GIVEN TASK A ▸
Could you print the passage on self-compassion and stress, beginning at the words "So we should" and stopping after "person into you!"?

TEXT SHOWN ▸
####

The reason practicing self-compassion works is because what we conjure up in our mind has the same effect on our body as if it was actually happening. If being in a stressful situation causes our body to produce adrenaline, then thinking about a stressful situation also produces adrenaline. So when we are stressed, even though we will not be running or fighting, our body gets ready to that – fight or flight. Our body gets more blood to our arms and legs and gets less blood to our brains. The rationale is simple, running from a tiger doesn't take much thought but your legs better be working as best they can!
Now, if your son or daughter is taking a test and they are very stressed, their body will be producing adrenaline. But here the system doesn't work. Now they need as much blood going to their brain as possible, not less! But the adrenaline will be sending extra blood to their legs – what a waste!
So we should be teaching our kid ways to not get stressed. And compassionate mind training is one such way. The compassionate mind training is done by having each participant imagine their own perfect compassionate person. Who is it that can always comfort them? How old are they? What do they look like? What does your most compassionate person think to themselves? What is their voice like? Now integrate that person into you!

####

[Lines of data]
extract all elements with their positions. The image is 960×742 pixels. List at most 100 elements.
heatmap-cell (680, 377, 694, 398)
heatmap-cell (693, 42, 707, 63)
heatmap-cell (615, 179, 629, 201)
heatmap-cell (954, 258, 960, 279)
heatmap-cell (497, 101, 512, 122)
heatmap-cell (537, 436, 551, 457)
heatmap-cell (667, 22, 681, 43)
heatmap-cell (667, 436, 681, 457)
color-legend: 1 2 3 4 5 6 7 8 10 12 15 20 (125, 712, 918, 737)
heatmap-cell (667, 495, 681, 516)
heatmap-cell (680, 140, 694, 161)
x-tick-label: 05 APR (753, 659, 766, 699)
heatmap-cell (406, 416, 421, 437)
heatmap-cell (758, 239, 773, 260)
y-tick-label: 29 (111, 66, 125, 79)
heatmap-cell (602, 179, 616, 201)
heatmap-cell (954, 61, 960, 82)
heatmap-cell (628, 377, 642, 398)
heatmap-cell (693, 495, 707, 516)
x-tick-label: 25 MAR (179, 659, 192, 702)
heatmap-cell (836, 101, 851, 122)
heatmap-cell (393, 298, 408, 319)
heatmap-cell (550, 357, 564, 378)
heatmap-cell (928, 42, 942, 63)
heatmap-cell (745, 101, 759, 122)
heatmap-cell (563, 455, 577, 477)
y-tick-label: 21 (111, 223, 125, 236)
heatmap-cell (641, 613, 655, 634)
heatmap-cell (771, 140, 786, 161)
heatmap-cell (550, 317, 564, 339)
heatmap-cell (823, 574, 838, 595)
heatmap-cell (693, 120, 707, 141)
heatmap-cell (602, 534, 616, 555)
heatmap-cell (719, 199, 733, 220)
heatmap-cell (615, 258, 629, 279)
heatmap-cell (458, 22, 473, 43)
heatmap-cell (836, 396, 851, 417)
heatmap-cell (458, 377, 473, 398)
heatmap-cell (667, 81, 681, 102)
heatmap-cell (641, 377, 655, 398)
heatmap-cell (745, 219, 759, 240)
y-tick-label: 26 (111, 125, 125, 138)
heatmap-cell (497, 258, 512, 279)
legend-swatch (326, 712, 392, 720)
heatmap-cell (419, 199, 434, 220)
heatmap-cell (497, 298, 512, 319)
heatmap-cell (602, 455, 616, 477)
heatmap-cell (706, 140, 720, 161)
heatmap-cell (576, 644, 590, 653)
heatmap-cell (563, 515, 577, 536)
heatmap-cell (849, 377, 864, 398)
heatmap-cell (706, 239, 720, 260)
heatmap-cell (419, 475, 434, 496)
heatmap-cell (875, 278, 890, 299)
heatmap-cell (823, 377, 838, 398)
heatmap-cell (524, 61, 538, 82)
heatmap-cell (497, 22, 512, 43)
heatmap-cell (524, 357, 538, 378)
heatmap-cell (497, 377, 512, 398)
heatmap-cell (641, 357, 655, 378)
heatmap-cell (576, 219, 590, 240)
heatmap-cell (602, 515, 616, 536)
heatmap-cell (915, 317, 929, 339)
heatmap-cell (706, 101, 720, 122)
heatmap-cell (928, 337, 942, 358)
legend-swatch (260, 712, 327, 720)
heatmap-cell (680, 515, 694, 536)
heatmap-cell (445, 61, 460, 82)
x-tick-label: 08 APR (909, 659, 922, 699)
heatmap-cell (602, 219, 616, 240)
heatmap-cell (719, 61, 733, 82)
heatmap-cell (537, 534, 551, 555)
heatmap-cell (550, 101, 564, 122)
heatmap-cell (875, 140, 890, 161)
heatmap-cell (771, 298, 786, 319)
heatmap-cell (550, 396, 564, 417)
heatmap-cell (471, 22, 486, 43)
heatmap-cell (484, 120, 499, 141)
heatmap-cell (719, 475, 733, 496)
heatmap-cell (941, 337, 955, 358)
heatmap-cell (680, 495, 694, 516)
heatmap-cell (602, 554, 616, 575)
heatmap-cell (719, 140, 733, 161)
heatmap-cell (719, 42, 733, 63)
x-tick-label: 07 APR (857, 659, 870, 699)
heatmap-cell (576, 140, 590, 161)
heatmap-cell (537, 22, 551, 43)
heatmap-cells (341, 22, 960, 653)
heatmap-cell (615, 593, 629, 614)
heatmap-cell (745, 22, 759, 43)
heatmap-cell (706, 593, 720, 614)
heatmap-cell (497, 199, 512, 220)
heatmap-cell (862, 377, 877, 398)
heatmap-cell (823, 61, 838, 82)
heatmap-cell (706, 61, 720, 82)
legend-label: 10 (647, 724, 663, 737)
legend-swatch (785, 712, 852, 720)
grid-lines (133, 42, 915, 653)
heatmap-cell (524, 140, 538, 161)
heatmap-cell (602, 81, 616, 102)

####

GIVEN TASK B ▸
Can you output the rows in order, starting at the first row and ending after the row that contains "heatmap-cell (497, 298, 512, 319)"?

FULL RESPONSE A ▸
So we should be teaching our kid ways to not get stressed. And compassionate mind training is one such way. The compassionate mind training is done by having each participant imagine their own perfect compassionate person. Who is it that can always comfort them? How old are they? What do they look like? What does your most compassionate person think to themselves? What is their voice like? Now integrate that person into you!

FULL RESPONSE B ▸
extract all elements with their positions. The image is 960×742 pixels. List at most 100 elements.
heatmap-cell (680, 377, 694, 398)
heatmap-cell (693, 42, 707, 63)
heatmap-cell (615, 179, 629, 201)
heatmap-cell (954, 258, 960, 279)
heatmap-cell (497, 101, 512, 122)
heatmap-cell (537, 436, 551, 457)
heatmap-cell (667, 22, 681, 43)
heatmap-cell (667, 436, 681, 457)
color-legend: 1 2 3 4 5 6 7 8 10 12 15 20 (125, 712, 918, 737)
heatmap-cell (667, 495, 681, 516)
heatmap-cell (680, 140, 694, 161)
x-tick-label: 05 APR (753, 659, 766, 699)
heatmap-cell (406, 416, 421, 437)
heatmap-cell (758, 239, 773, 260)
y-tick-label: 29 (111, 66, 125, 79)
heatmap-cell (602, 179, 616, 201)
heatmap-cell (954, 61, 960, 82)
heatmap-cell (628, 377, 642, 398)
heatmap-cell (693, 495, 707, 516)
x-tick-label: 25 MAR (179, 659, 192, 702)
heatmap-cell (836, 101, 851, 122)
heatmap-cell (393, 298, 408, 319)
heatmap-cell (550, 357, 564, 378)
heatmap-cell (928, 42, 942, 63)
heatmap-cell (745, 101, 759, 122)
heatmap-cell (563, 455, 577, 477)
y-tick-label: 21 (111, 223, 125, 236)
heatmap-cell (641, 613, 655, 634)
heatmap-cell (771, 140, 786, 161)
heatmap-cell (550, 317, 564, 339)
heatmap-cell (823, 574, 838, 595)
heatmap-cell (693, 120, 707, 141)
heatmap-cell (602, 534, 616, 555)
heatmap-cell (719, 199, 733, 220)
heatmap-cell (615, 258, 629, 279)
heatmap-cell (458, 22, 473, 43)
heatmap-cell (836, 396, 851, 417)
heatmap-cell (458, 377, 473, 398)
heatmap-cell (667, 81, 681, 102)
heatmap-cell (641, 377, 655, 398)
heatmap-cell (745, 219, 759, 240)
y-tick-label: 26 (111, 125, 125, 138)
heatmap-cell (497, 258, 512, 279)
legend-swatch (326, 712, 392, 720)
heatmap-cell (419, 199, 434, 220)
heatmap-cell (497, 298, 512, 319)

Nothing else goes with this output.